RECORDS
start
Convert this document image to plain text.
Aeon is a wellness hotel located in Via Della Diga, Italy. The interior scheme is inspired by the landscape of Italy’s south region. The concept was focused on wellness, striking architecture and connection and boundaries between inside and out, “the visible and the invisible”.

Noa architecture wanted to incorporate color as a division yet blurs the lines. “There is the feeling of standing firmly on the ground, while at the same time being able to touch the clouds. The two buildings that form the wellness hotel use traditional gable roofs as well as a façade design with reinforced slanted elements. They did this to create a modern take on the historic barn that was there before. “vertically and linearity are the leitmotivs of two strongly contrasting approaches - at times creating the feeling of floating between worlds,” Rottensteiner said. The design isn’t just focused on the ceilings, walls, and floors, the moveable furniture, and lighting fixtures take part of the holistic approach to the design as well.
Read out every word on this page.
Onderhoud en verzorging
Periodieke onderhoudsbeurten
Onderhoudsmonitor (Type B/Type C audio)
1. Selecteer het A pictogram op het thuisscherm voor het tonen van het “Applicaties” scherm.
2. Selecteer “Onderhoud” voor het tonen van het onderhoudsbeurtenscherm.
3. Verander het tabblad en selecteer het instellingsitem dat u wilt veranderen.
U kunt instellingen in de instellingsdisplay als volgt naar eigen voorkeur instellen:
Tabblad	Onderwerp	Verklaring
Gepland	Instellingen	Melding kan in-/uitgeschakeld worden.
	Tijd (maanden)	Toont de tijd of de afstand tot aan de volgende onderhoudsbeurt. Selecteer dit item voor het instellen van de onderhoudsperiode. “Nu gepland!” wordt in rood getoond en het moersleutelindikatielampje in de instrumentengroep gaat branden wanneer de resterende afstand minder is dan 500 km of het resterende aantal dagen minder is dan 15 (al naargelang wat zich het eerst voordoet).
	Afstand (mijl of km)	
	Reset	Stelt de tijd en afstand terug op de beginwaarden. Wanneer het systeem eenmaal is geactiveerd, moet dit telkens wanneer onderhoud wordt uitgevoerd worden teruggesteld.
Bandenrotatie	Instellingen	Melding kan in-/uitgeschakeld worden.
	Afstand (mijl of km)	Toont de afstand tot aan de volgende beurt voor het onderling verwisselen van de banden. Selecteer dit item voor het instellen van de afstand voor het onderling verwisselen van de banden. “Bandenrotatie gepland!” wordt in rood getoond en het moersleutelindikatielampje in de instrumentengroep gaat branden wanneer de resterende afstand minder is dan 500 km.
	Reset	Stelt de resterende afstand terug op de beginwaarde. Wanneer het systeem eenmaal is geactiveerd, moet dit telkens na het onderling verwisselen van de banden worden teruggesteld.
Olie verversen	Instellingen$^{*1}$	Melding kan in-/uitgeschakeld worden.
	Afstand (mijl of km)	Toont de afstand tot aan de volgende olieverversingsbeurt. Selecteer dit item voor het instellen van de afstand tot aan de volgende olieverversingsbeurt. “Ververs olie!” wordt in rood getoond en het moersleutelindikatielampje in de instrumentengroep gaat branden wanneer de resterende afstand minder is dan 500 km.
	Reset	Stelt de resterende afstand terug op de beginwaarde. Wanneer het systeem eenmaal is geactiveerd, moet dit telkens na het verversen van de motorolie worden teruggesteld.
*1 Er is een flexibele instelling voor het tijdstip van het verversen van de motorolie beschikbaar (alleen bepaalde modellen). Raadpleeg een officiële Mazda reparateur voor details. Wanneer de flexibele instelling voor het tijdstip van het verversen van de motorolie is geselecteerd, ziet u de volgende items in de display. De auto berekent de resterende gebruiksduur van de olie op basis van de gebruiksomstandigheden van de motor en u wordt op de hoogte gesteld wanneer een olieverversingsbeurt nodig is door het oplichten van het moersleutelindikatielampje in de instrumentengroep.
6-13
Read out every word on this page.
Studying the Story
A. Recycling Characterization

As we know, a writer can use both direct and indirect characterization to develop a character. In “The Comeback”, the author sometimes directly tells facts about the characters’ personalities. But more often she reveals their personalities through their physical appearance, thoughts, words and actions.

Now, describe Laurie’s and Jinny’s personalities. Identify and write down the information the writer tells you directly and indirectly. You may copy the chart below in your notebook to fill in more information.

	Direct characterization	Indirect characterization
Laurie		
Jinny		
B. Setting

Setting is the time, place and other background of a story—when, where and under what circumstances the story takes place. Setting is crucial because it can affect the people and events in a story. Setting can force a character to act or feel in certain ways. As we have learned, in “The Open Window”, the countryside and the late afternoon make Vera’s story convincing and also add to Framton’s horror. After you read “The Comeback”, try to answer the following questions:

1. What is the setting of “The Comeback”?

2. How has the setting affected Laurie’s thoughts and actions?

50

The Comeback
end
REQUIRED WORK
Using the listing above, pull out all lines that hold the word "Comeback".

WORKED SOLUTION
As we know, a writer can use both direct and indirect characterization to develop a character. In “The Comeback”, the author sometimes directly tells facts about the characters’ personalities. But more often she reveals their personalities through their physical appearance, thoughts, words and actions.
Setting is the time, place and other background of a story—when, where and under what circumstances the story takes place. Setting is crucial because it can affect the people and events in a story. Setting can force a character to act or feel in certain ways. As we have learned, in “The Open Window”, the countryside and the late afternoon make Vera’s story convincing and also add to Framton’s horror. After you read “The Comeback”, try to answer the following questions:
1. What is the setting of “The Comeback”?
The Comeback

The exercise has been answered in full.